▶ STATED GOAL:
Reproduce the listing below word for word, with no pictures.

Stored data

------------------------

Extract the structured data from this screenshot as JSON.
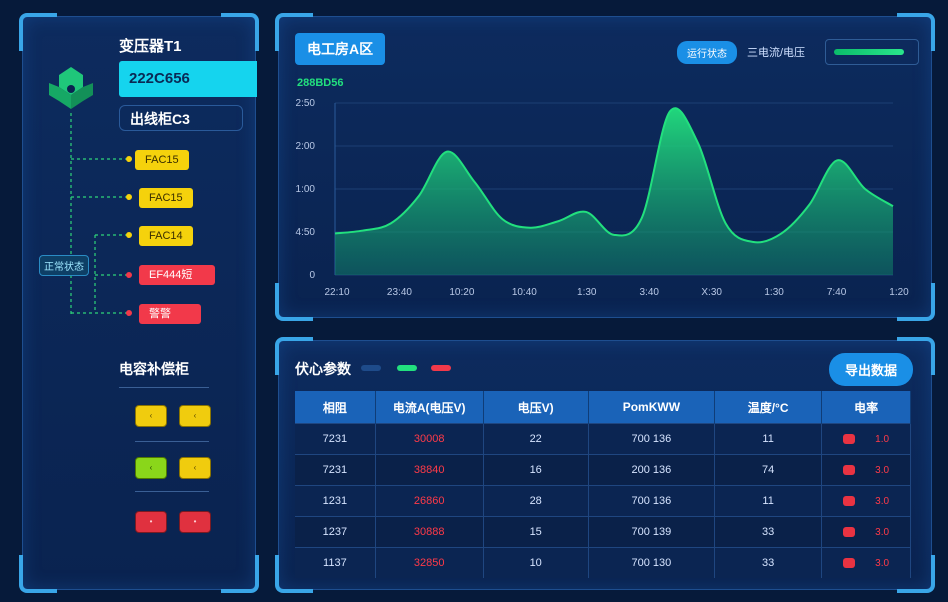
{
  "left": {
    "transformer_title": "变压器T1",
    "transformer_code": "222C656",
    "cabinet_label": "出线柜C3",
    "state_badge": "正常状态",
    "branches": [
      {
        "label": "FAC15",
        "color": "yellow"
      },
      {
        "label": "FAC15",
        "color": "yellow"
      },
      {
        "label": "FAC14",
        "color": "yellow"
      },
      {
        "label": "EF444短",
        "color": "red"
      },
      {
        "label": "警警",
        "color": "red"
      }
    ],
    "capacitor_title": "电容补偿柜",
    "capacitor_buttons": [
      {
        "label": "‹",
        "color": "y"
      },
      {
        "label": "‹",
        "color": "y"
      },
      {
        "label": "‹",
        "color": "g"
      },
      {
        "label": "‹",
        "color": "y"
      },
      {
        "label": "•",
        "color": "r"
      },
      {
        "label": "•",
        "color": "r"
      }
    ]
  },
  "chart_header": {
    "area_title": "电工房A区",
    "status_button": "运行状态",
    "mode_label": "三电流/电压",
    "progress_fraction": 0.76,
    "series_code": "288BD56"
  },
  "chart_data": {
    "type": "area",
    "x": [
      "22:10",
      "23:40",
      "10:20",
      "10:40",
      "1:30",
      "3:40",
      "X:30",
      "1:30",
      "7:40",
      "1:20"
    ],
    "y_ticks": [
      "0",
      "4:50",
      "1:00",
      "2:00",
      "2:50"
    ],
    "ylim": [
      0,
      2.4
    ],
    "values": [
      0.58,
      0.62,
      0.72,
      1.1,
      1.72,
      1.3,
      0.78,
      0.66,
      0.75,
      0.88,
      0.56,
      0.8,
      2.28,
      1.85,
      0.72,
      0.46,
      0.58,
      0.98,
      1.6,
      1.2,
      0.96
    ],
    "series_color": "#22e07e"
  },
  "table": {
    "title": "伏心参数",
    "legend_colors": [
      "#1e4b8a",
      "#22e07e",
      "#f2394a"
    ],
    "export_button": "导出数据",
    "headers": [
      "相阻",
      "电流A(电压V)",
      "电压V)",
      "PomKWW",
      "温度/°C",
      "电率"
    ],
    "rows": [
      [
        "7231",
        "30008",
        "22",
        "700 136",
        "11",
        "1.0"
      ],
      [
        "7231",
        "38840",
        "16",
        "200 136",
        "74",
        "3.0"
      ],
      [
        "1231",
        "26860",
        "28",
        "700 136",
        "11",
        "3.0"
      ],
      [
        "1237",
        "30888",
        "15",
        "700 139",
        "33",
        "3.0"
      ],
      [
        "1137",
        "32850",
        "10",
        "700 130",
        "33",
        "3.0"
      ]
    ]
  },
  "colors": {
    "accent": "#1a8fe6",
    "cyan": "#15d4ee",
    "alarm": "#f2394a",
    "warning": "#f5d20c",
    "ok": "#22e07e"
  }
}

------------------------

▶ OUTPUT OF THE TASK:
Extract the structured data from this screenshot as JSON.
{
  "left": {
    "transformer_title": "变压器T1",
    "transformer_code": "222C656",
    "cabinet_label": "出线柜C3",
    "state_badge": "正常状态",
    "branches": [
      {
        "label": "FAC15",
        "color": "yellow"
      },
      {
        "label": "FAC15",
        "color": "yellow"
      },
      {
        "label": "FAC14",
        "color": "yellow"
      },
      {
        "label": "EF444短",
        "color": "red"
      },
      {
        "label": "警警",
        "color": "red"
      }
    ],
    "capacitor_title": "电容补偿柜",
    "capacitor_buttons": [
      {
        "label": "‹",
        "color": "y"
      },
      {
        "label": "‹",
        "color": "y"
      },
      {
        "label": "‹",
        "color": "g"
      },
      {
        "label": "‹",
        "color": "y"
      },
      {
        "label": "•",
        "color": "r"
      },
      {
        "label": "•",
        "color": "r"
      }
    ]
  },
  "chart_header": {
    "area_title": "电工房A区",
    "status_button": "运行状态",
    "mode_label": "三电流/电压",
    "progress_fraction": 0.76,
    "series_code": "288BD56"
  },
  "chart_data": {
    "type": "area",
    "x": [
      "22:10",
      "23:40",
      "10:20",
      "10:40",
      "1:30",
      "3:40",
      "X:30",
      "1:30",
      "7:40",
      "1:20"
    ],
    "y_ticks": [
      "0",
      "4:50",
      "1:00",
      "2:00",
      "2:50"
    ],
    "ylim": [
      0,
      2.4
    ],
    "values": [
      0.58,
      0.62,
      0.72,
      1.1,
      1.72,
      1.3,
      0.78,
      0.66,
      0.75,
      0.88,
      0.56,
      0.8,
      2.28,
      1.85,
      0.72,
      0.46,
      0.58,
      0.98,
      1.6,
      1.2,
      0.96
    ],
    "series_color": "#22e07e"
  },
  "table": {
    "title": "伏心参数",
    "legend_colors": [
      "#1e4b8a",
      "#22e07e",
      "#f2394a"
    ],
    "export_button": "导出数据",
    "headers": [
      "相阻",
      "电流A(电压V)",
      "电压V)",
      "PomKWW",
      "温度/°C",
      "电率"
    ],
    "rows": [
      [
        "7231",
        "30008",
        "22",
        "700 136",
        "11",
        "1.0"
      ],
      [
        "7231",
        "38840",
        "16",
        "200 136",
        "74",
        "3.0"
      ],
      [
        "1231",
        "26860",
        "28",
        "700 136",
        "11",
        "3.0"
      ],
      [
        "1237",
        "30888",
        "15",
        "700 139",
        "33",
        "3.0"
      ],
      [
        "1137",
        "32850",
        "10",
        "700 130",
        "33",
        "3.0"
      ]
    ]
  },
  "colors": {
    "accent": "#1a8fe6",
    "cyan": "#15d4ee",
    "alarm": "#f2394a",
    "warning": "#f5d20c",
    "ok": "#22e07e"
  }
}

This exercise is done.